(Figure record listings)
▬▬▬▬▬▬▬▬▬▬
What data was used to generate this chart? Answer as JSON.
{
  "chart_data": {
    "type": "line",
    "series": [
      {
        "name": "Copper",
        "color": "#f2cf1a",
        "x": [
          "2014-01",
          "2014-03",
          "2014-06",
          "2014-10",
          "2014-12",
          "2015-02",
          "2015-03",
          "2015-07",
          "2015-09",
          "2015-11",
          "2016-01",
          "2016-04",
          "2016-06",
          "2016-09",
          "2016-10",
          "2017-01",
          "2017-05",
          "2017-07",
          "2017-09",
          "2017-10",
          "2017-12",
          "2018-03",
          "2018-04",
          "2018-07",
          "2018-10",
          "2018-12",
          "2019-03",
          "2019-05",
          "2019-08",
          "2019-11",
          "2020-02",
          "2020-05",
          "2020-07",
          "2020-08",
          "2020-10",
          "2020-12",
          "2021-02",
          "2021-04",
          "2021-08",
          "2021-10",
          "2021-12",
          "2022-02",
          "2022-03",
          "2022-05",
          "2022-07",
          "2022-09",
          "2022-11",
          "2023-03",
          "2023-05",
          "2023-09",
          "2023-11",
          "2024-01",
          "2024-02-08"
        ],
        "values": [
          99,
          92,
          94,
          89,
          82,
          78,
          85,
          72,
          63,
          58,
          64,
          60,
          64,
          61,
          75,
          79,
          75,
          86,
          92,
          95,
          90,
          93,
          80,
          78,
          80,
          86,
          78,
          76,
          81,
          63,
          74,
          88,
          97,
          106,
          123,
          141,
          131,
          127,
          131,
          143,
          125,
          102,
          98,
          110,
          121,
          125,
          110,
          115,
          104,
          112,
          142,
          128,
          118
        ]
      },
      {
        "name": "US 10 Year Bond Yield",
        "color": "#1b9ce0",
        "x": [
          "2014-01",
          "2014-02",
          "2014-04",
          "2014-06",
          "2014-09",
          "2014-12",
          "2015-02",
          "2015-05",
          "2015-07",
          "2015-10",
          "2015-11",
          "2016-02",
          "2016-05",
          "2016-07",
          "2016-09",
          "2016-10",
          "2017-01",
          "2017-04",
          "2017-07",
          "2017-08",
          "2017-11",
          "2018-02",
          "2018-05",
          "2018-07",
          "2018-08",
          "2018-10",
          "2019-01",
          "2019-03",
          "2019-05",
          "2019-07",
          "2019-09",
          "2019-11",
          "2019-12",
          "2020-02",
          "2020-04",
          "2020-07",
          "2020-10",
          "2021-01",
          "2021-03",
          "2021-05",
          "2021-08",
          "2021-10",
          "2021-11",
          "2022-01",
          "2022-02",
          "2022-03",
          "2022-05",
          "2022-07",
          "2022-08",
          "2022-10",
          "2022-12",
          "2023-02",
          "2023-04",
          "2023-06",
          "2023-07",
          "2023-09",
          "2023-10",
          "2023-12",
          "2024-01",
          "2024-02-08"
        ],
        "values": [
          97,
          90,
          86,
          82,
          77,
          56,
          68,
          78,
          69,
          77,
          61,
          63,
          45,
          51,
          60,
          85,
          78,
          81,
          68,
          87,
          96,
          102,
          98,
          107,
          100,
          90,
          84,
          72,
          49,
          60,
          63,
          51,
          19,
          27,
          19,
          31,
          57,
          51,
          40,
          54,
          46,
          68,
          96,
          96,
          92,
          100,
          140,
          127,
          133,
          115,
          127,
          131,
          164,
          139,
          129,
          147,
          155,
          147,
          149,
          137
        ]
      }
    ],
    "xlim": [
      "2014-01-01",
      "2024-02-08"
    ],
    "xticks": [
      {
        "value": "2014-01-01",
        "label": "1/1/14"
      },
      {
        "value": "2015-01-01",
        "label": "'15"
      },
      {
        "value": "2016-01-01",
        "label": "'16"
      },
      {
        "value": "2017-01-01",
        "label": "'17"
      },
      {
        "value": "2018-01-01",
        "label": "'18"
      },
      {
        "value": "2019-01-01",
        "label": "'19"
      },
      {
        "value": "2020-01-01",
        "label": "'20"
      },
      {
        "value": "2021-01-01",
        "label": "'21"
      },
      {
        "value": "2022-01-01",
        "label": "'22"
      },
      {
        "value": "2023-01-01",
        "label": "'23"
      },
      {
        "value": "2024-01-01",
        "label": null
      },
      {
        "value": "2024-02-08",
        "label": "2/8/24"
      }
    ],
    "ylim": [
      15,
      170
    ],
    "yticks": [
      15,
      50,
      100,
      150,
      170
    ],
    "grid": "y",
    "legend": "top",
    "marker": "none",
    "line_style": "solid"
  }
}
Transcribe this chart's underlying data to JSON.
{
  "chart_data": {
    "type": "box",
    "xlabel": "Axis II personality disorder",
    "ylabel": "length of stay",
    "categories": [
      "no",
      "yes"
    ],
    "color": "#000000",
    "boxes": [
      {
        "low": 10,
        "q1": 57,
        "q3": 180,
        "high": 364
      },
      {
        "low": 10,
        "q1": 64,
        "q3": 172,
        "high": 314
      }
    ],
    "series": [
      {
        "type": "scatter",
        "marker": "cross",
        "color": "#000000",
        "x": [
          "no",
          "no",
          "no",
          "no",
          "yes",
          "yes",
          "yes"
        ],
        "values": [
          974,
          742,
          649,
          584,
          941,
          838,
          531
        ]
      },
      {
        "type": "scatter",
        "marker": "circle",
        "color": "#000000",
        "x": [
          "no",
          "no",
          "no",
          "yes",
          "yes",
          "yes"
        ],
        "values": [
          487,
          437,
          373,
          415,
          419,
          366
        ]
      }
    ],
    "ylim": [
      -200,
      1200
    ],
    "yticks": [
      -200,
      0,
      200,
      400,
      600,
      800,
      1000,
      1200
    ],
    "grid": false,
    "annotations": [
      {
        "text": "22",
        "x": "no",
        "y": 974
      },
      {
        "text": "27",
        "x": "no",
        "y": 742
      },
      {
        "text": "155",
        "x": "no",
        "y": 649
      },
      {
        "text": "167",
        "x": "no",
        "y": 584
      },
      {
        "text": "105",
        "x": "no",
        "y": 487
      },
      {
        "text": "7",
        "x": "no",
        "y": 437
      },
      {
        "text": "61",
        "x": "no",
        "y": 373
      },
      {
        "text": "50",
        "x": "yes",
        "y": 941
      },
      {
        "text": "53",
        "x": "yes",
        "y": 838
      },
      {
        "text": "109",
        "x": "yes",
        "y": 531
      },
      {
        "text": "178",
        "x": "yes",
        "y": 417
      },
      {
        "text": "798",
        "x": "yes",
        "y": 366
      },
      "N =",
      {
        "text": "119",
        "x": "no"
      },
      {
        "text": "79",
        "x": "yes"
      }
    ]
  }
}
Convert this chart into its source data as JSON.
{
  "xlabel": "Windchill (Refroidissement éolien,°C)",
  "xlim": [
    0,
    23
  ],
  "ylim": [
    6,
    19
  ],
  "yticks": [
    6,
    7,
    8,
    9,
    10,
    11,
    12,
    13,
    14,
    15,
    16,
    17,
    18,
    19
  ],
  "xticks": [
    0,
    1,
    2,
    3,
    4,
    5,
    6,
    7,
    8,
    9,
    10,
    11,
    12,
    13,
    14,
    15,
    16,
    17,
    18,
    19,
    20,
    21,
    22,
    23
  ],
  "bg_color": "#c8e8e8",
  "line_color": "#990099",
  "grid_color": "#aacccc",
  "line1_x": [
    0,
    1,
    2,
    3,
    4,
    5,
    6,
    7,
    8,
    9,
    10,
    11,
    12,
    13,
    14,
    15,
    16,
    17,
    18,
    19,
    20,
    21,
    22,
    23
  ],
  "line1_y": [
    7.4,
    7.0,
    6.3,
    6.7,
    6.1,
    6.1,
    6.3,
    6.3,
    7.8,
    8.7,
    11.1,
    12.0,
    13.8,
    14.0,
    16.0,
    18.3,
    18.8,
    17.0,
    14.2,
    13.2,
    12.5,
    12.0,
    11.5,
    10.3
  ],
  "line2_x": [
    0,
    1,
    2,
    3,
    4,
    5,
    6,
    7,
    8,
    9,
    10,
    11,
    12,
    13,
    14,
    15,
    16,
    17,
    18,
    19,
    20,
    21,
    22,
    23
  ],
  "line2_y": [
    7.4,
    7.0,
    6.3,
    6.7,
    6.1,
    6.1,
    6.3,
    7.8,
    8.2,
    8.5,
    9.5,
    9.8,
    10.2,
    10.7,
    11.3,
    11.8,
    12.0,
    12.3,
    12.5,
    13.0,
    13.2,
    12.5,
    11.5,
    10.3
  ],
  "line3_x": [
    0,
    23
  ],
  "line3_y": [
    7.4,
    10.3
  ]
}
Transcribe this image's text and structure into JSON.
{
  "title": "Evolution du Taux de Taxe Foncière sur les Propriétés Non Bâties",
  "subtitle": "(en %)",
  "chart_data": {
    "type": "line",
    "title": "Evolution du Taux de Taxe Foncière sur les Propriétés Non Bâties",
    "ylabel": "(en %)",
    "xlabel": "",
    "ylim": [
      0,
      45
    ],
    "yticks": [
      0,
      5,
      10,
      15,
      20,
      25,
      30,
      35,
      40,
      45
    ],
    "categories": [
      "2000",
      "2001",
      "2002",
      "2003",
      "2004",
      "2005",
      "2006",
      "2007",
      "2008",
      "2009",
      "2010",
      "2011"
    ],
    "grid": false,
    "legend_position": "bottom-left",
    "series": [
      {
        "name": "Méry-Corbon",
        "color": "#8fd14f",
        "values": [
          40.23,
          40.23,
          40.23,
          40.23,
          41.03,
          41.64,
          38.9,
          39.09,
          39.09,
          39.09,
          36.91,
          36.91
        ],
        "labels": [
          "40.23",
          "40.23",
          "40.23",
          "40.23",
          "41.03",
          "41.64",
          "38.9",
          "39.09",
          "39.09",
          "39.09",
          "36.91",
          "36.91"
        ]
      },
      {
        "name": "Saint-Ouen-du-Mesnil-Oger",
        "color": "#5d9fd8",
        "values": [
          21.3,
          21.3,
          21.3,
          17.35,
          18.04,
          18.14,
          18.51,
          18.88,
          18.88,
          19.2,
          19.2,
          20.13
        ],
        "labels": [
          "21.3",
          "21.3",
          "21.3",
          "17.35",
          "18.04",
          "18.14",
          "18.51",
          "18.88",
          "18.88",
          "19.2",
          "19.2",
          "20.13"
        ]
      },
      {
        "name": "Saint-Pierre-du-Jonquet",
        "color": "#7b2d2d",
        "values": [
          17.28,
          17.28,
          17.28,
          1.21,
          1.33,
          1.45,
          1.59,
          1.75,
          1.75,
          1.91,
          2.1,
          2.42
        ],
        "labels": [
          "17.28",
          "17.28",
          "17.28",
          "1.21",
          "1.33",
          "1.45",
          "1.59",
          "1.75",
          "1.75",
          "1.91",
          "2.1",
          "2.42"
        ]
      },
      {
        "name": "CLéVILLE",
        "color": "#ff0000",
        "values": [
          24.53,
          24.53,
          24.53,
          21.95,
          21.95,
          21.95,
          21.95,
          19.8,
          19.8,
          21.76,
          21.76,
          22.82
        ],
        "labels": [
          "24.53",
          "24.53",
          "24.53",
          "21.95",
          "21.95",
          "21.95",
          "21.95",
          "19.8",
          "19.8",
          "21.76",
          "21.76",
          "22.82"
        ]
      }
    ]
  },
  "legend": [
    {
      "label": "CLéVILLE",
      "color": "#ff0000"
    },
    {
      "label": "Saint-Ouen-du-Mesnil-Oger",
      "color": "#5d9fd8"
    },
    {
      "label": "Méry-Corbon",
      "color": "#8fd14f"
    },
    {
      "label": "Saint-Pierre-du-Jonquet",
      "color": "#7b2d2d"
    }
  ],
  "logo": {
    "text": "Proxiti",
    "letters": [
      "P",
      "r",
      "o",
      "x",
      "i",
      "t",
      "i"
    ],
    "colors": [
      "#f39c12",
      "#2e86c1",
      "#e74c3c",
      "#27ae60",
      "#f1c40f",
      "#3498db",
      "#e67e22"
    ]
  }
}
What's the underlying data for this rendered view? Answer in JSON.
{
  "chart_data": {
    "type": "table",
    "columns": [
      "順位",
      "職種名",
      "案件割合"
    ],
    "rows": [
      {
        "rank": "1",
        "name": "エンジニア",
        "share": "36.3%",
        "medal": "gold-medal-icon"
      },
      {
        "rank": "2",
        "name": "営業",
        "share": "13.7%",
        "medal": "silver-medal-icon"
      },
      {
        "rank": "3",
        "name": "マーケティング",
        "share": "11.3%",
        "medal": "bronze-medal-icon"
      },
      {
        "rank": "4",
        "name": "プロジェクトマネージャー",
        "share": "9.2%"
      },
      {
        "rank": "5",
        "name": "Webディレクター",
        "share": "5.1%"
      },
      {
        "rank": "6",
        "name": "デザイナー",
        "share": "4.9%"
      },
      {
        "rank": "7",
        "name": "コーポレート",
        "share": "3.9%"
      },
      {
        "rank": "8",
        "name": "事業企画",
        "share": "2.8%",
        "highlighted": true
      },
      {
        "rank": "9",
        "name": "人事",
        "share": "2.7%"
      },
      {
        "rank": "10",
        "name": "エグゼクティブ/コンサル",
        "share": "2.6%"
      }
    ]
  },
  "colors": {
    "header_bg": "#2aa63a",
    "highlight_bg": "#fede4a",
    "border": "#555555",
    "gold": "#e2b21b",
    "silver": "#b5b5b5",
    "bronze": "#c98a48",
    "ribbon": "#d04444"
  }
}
▬▬▬▬▬▬▬▬▬▬
WRITTEN REQUEST » Reply with one number only, the count of lines above that hold the string "silver".

TASK SOLUTION » 2